■ Data records
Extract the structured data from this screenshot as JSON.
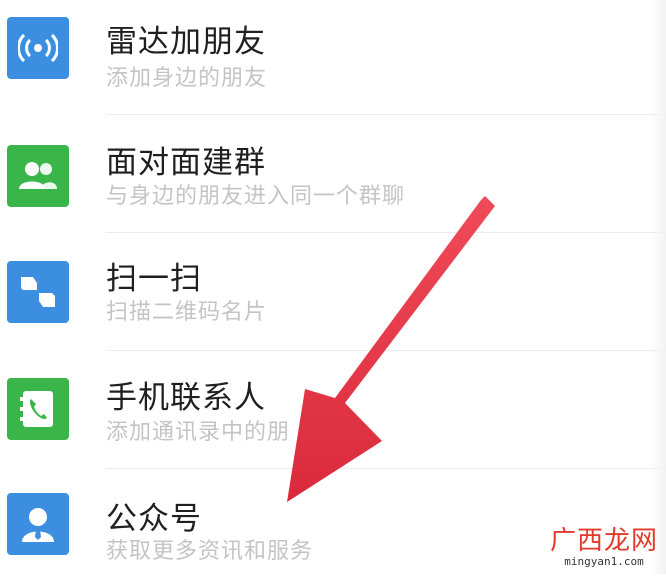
{
  "colors": {
    "blue_icon_bg": "#3b8ee0",
    "green_icon_bg": "#39b54a",
    "arrow_red": "#e8394a",
    "watermark_red": "#e03a2a"
  },
  "items": [
    {
      "title": "雷达加朋友",
      "subtitle": "添加身边的朋友",
      "icon": "radar-icon",
      "icon_color": "#3b8ee0"
    },
    {
      "title": "面对面建群",
      "subtitle": "与身边的朋友进入同一个群聊",
      "icon": "group-people-icon",
      "icon_color": "#39b54a"
    },
    {
      "title": "扫一扫",
      "subtitle": "扫描二维码名片",
      "icon": "scan-icon",
      "icon_color": "#3b8ee0"
    },
    {
      "title": "手机联系人",
      "subtitle": "添加通讯录中的朋",
      "icon": "phone-contacts-icon",
      "icon_color": "#39b54a"
    },
    {
      "title": "公众号",
      "subtitle": "获取更多资讯和服务",
      "icon": "official-account-icon",
      "icon_color": "#3b8ee0"
    }
  ],
  "watermark": {
    "title": "广西龙网",
    "url": "mingyan1.com"
  }
}
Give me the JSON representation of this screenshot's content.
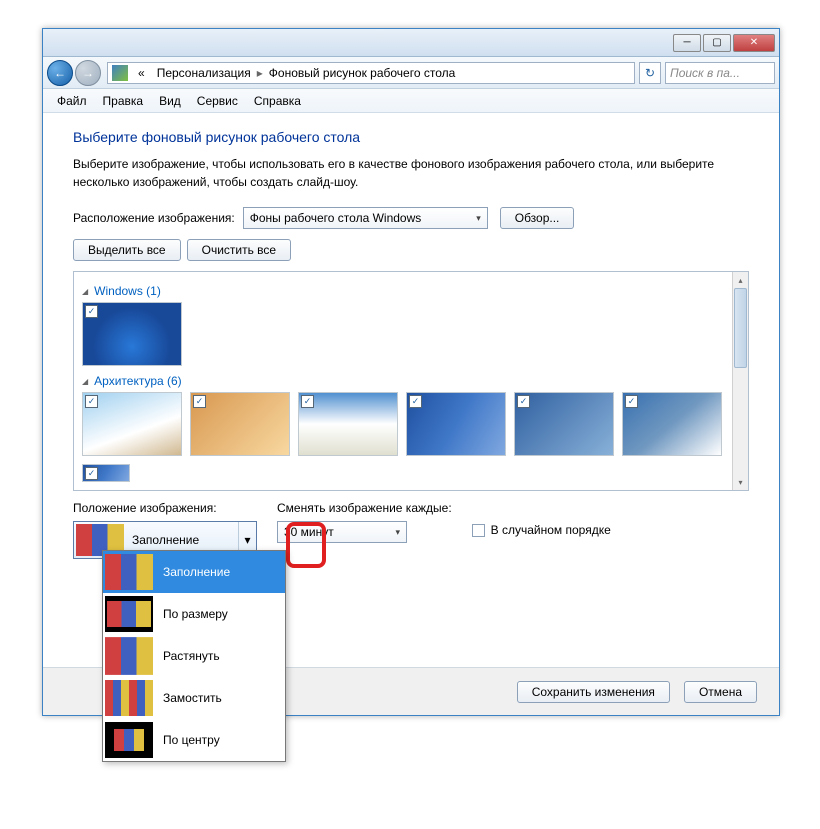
{
  "breadcrumb": {
    "seg1": "Персонализация",
    "seg2": "Фоновый рисунок рабочего стола",
    "prefix": "«"
  },
  "search": {
    "placeholder": "Поиск в па..."
  },
  "menu": {
    "file": "Файл",
    "edit": "Правка",
    "view": "Вид",
    "service": "Сервис",
    "help": "Справка"
  },
  "heading": "Выберите фоновый рисунок рабочего стола",
  "desc": "Выберите изображение, чтобы использовать его в качестве фонового изображения рабочего стола, или выберите несколько изображений, чтобы создать слайд-шоу.",
  "location": {
    "label": "Расположение изображения:",
    "value": "Фоны рабочего стола Windows",
    "browse": "Обзор..."
  },
  "select_all": "Выделить все",
  "clear_all": "Очистить все",
  "groups": {
    "g1": "Windows (1)",
    "g2": "Архитектура (6)"
  },
  "check": "✓",
  "position": {
    "label": "Положение изображения:",
    "value": "Заполнение"
  },
  "interval": {
    "label": "Сменять изображение каждые:",
    "value": "30 минут"
  },
  "shuffle": "В случайном порядке",
  "save": "Сохранить изменения",
  "cancel": "Отмена",
  "dropdown": {
    "fill": "Заполнение",
    "fit": "По размеру",
    "stretch": "Растянуть",
    "tile": "Замостить",
    "center": "По центру"
  },
  "arrows": {
    "down": "▾",
    "left": "←",
    "right": "→",
    "refresh": "↻",
    "dq": "«",
    "tri": "▸"
  }
}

■ EXERCISE GOAL
Find the lines containing "label" and pull them out.

■ EXERCISE RESPONSE
    "label": "Расположение изображения:",
    "label": "Положение изображения:",
    "label": "Сменять изображение каждые:",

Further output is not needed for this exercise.